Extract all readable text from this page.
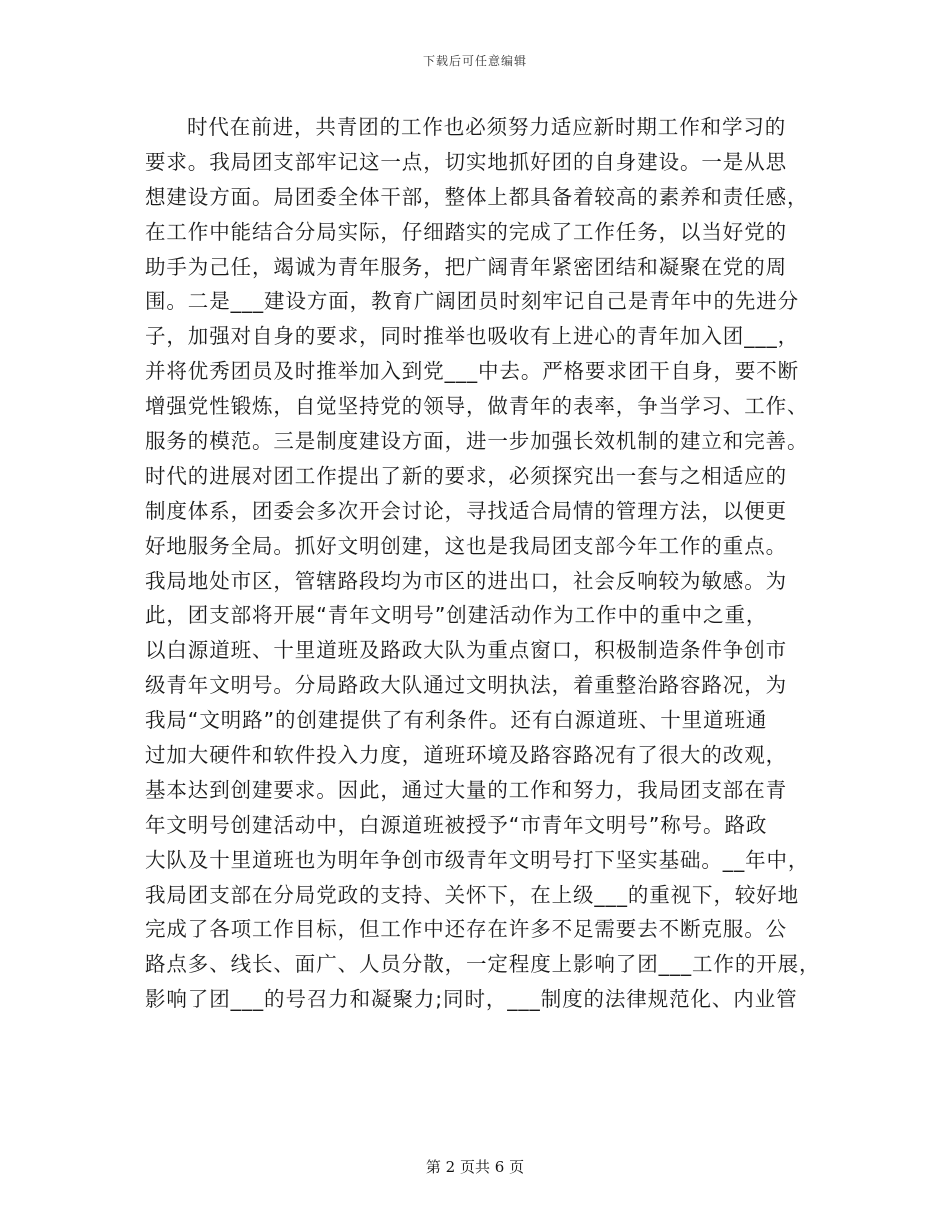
下载后可任意编辑
时代在前进，共青团的工作也必须努力适应新时期工作和学习的
要求。我局团支部牢记这一点，切实地抓好团的自身建设。一是从思
想建设方面。局团委全体干部，整体上都具备着较高的素养和责任感，
在工作中能结合分局实际，仔细踏实的完成了工作任务，以当好党的
助手为己任，竭诚为青年服务，把广阔青年紧密团结和凝聚在党的周
围。二是___建设方面，教育广阔团员时刻牢记自己是青年中的先进分
子，加强对自身的要求，同时推举也吸收有上进心的青年加入团___，
并将优秀团员及时推举加入到党___中去。严格要求团干自身，要不断
增强党性锻炼，自觉坚持党的领导，做青年的表率，争当学习、工作、
服务的模范。三是制度建设方面，进一步加强长效机制的建立和完善。
时代的进展对团工作提出了新的要求，必须探究出一套与之相适应的
制度体系，团委会多次开会讨论，寻找适合局情的管理方法，以便更
好地服务全局。抓好文明创建，这也是我局团支部今年工作的重点。
我局地处市区，管辖路段均为市区的进出口，社会反响较为敏感。为
此，团支部将开展“青年文明号”创建活动作为工作中的重中之重，
以白源道班、十里道班及路政大队为重点窗口，积极制造条件争创市
级青年文明号。分局路政大队通过文明执法，着重整治路容路况，为
我局“文明路”的创建提供了有利条件。还有白源道班、十里道班通
过加大硬件和软件投入力度，道班环境及路容路况有了很大的改观，
基本达到创建要求。因此，通过大量的工作和努力，我局团支部在青
年文明号创建活动中，白源道班被授予“市青年文明号”称号。路政
大队及十里道班也为明年争创市级青年文明号打下坚实基础。__年中，
我局团支部在分局党政的支持、关怀下，在上级___的重视下，较好地
完成了各项工作目标，但工作中还存在许多不足需要去不断克服。公
路点多、线长、面广、人员分散，一定程度上影响了团___工作的开展，
影响了团___的号召力和凝聚力;同时，___制度的法律规范化、内业管
第 2 页共 6 页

------------------------------------

Task objective :: Print every entry above again without changing a word, and omit the pictures.

Result ::
Extract all readable text from this page.
下载后可任意编辑
时代在前进，共青团的工作也必须努力适应新时期工作和学习的
要求。我局团支部牢记这一点，切实地抓好团的自身建设。一是从思
想建设方面。局团委全体干部，整体上都具备着较高的素养和责任感，
在工作中能结合分局实际，仔细踏实的完成了工作任务，以当好党的
助手为己任，竭诚为青年服务，把广阔青年紧密团结和凝聚在党的周
围。二是___建设方面，教育广阔团员时刻牢记自己是青年中的先进分
子，加强对自身的要求，同时推举也吸收有上进心的青年加入团___，
并将优秀团员及时推举加入到党___中去。严格要求团干自身，要不断
增强党性锻炼，自觉坚持党的领导，做青年的表率，争当学习、工作、
服务的模范。三是制度建设方面，进一步加强长效机制的建立和完善。
时代的进展对团工作提出了新的要求，必须探究出一套与之相适应的
制度体系，团委会多次开会讨论，寻找适合局情的管理方法，以便更
好地服务全局。抓好文明创建，这也是我局团支部今年工作的重点。
我局地处市区，管辖路段均为市区的进出口，社会反响较为敏感。为
此，团支部将开展“青年文明号”创建活动作为工作中的重中之重，
以白源道班、十里道班及路政大队为重点窗口，积极制造条件争创市
级青年文明号。分局路政大队通过文明执法，着重整治路容路况，为
我局“文明路”的创建提供了有利条件。还有白源道班、十里道班通
过加大硬件和软件投入力度，道班环境及路容路况有了很大的改观，
基本达到创建要求。因此，通过大量的工作和努力，我局团支部在青
年文明号创建活动中，白源道班被授予“市青年文明号”称号。路政
大队及十里道班也为明年争创市级青年文明号打下坚实基础。__年中，
我局团支部在分局党政的支持、关怀下，在上级___的重视下，较好地
完成了各项工作目标，但工作中还存在许多不足需要去不断克服。公
路点多、线长、面广、人员分散，一定程度上影响了团___工作的开展，
影响了团___的号召力和凝聚力;同时，___制度的法律规范化、内业管
第 2 页共 6 页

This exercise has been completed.